What you will do ->
Which lines hold the word "emits"? Show each of them.

Items from a data source:
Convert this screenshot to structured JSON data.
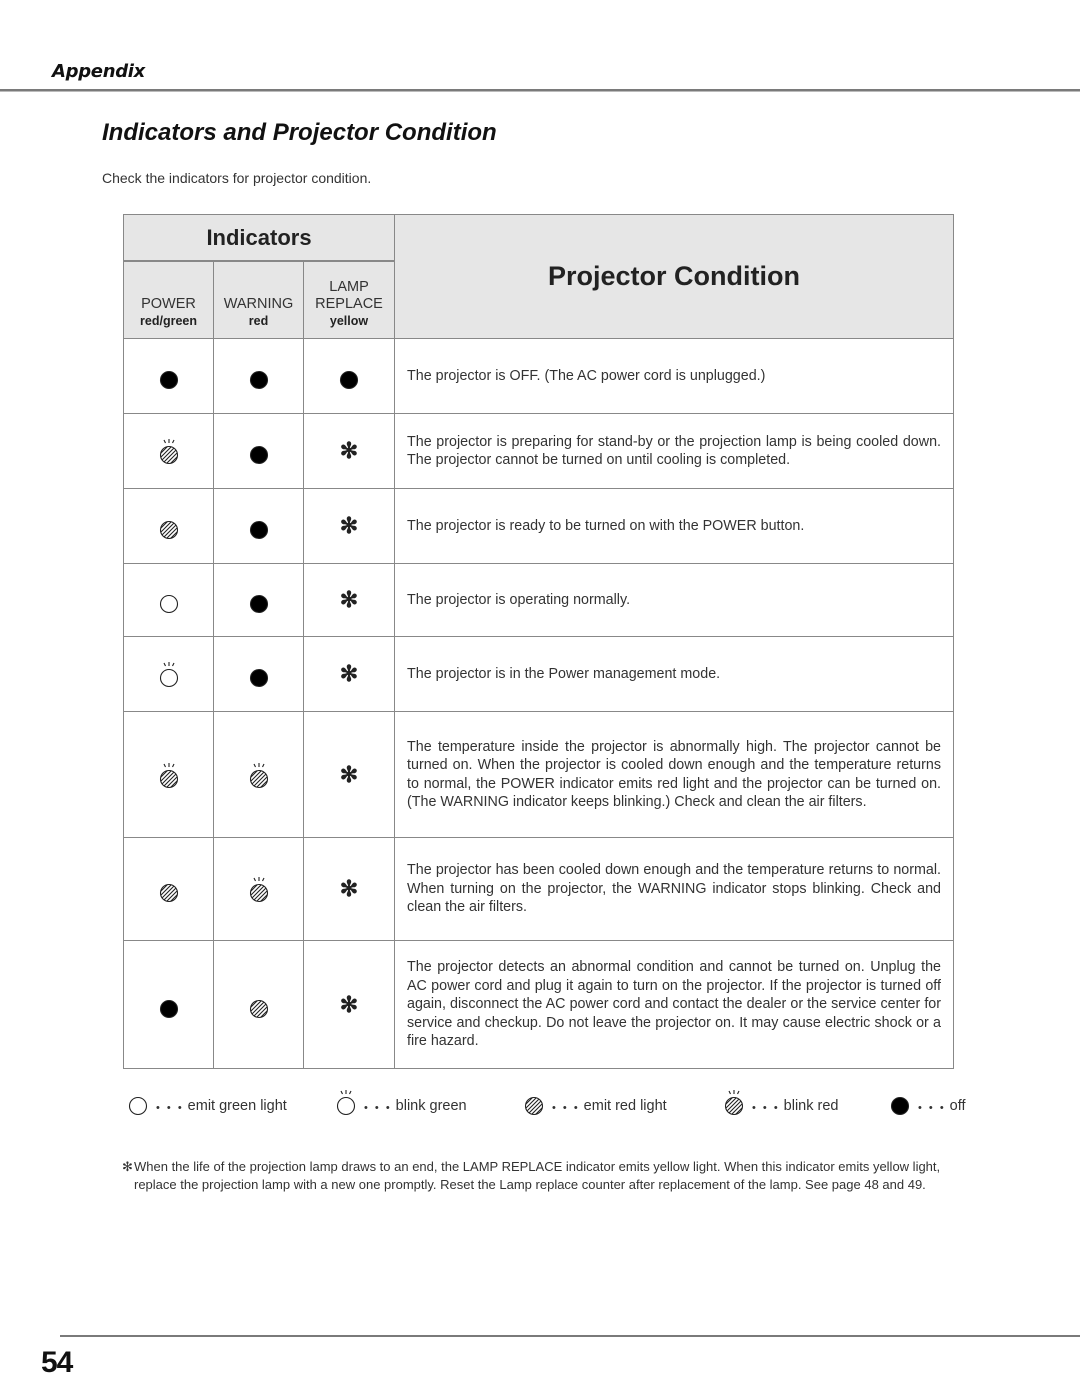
{
  "header": {
    "section": "Appendix",
    "title": "Indicators and Projector Condition",
    "intro": "Check the indicators for projector condition."
  },
  "table": {
    "indicators_heading": "Indicators",
    "condition_heading": "Projector Condition",
    "columns": [
      {
        "name": "POWER",
        "color": "red/green"
      },
      {
        "name": "WARNING",
        "color": "red"
      },
      {
        "name_line1": "LAMP",
        "name": "REPLACE",
        "color": "yellow"
      }
    ],
    "rows": [
      {
        "power": "off",
        "warning": "off",
        "lamp": "off",
        "condition": "The projector is OFF.  (The AC power cord is unplugged.)"
      },
      {
        "power": "blink-red",
        "warning": "off",
        "lamp": "asterisk",
        "condition": "The projector is preparing for stand-by or the projection lamp is being cooled down.  The projector cannot be turned on until cooling is completed."
      },
      {
        "power": "red",
        "warning": "off",
        "lamp": "asterisk",
        "condition": "The projector is ready to be turned on with the POWER button."
      },
      {
        "power": "green",
        "warning": "off",
        "lamp": "asterisk",
        "condition": "The projector is operating normally."
      },
      {
        "power": "blink-green",
        "warning": "off",
        "lamp": "asterisk",
        "condition": "The projector is in the Power management mode."
      },
      {
        "power": "blink-red",
        "warning": "blink-red",
        "lamp": "asterisk",
        "condition": "The temperature inside the projector is abnormally high.  The projector cannot be turned on.  When  the projector is cooled down enough and the temperature returns to normal, the POWER indicator emits red light and the projector can be turned on.  (The WARNING indicator keeps blinking.) Check and clean the air filters."
      },
      {
        "power": "red",
        "warning": "blink-red",
        "lamp": "asterisk",
        "condition": "The projector has been cooled down enough and the temperature returns to normal.  When turning on the projector, the WARNING indicator stops blinking.  Check and clean the air filters."
      },
      {
        "power": "off",
        "warning": "red",
        "lamp": "asterisk",
        "condition": "The projector detects an abnormal condition and cannot be turned on.  Unplug the AC power cord and plug it again to turn on the projector.  If the projector is turned off again, disconnect the AC power cord and contact the dealer or the service center for service and checkup.  Do not leave the projector on.  It may cause electric shock or a fire hazard."
      }
    ]
  },
  "legend": [
    {
      "icon": "green",
      "dots": "• • •",
      "label": "emit green light"
    },
    {
      "icon": "blink-green",
      "dots": "• • •",
      "label": "blink green"
    },
    {
      "icon": "red",
      "dots": "• • •",
      "label": "emit red light"
    },
    {
      "icon": "blink-red",
      "dots": "• • •",
      "label": "blink red"
    },
    {
      "icon": "off",
      "dots": "• • •",
      "label": "off"
    }
  ],
  "footnote": {
    "mark": "✻",
    "text": "When the life of the projection lamp draws to an end, the LAMP REPLACE indicator emits yellow light.  When this indicator emits yellow light, replace the projection lamp with a new one promptly.  Reset the Lamp replace counter after replacement of the lamp.  See page 48 and 49."
  },
  "page_number": "54",
  "colors": {
    "header_bg": "#e6e6e6",
    "rule": "#7a7a7a",
    "border": "#888888"
  }
}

Result of this exercise ->
        "condition": "The temperature inside the projector is abnormally high.  The projector cannot be turned on.  When  the projector is cooled down enough and the temperature returns to normal, the POWER indicator emits red light and the projector can be turned on.  (The WARNING indicator keeps blinking.) Check and clean the air filters."
    "text": "When the life of the projection lamp draws to an end, the LAMP REPLACE indicator emits yellow light.  When this indicator emits yellow light, replace the projection lamp with a new one promptly.  Reset the Lamp replace counter after replacement of the lamp.  See page 48 and 49."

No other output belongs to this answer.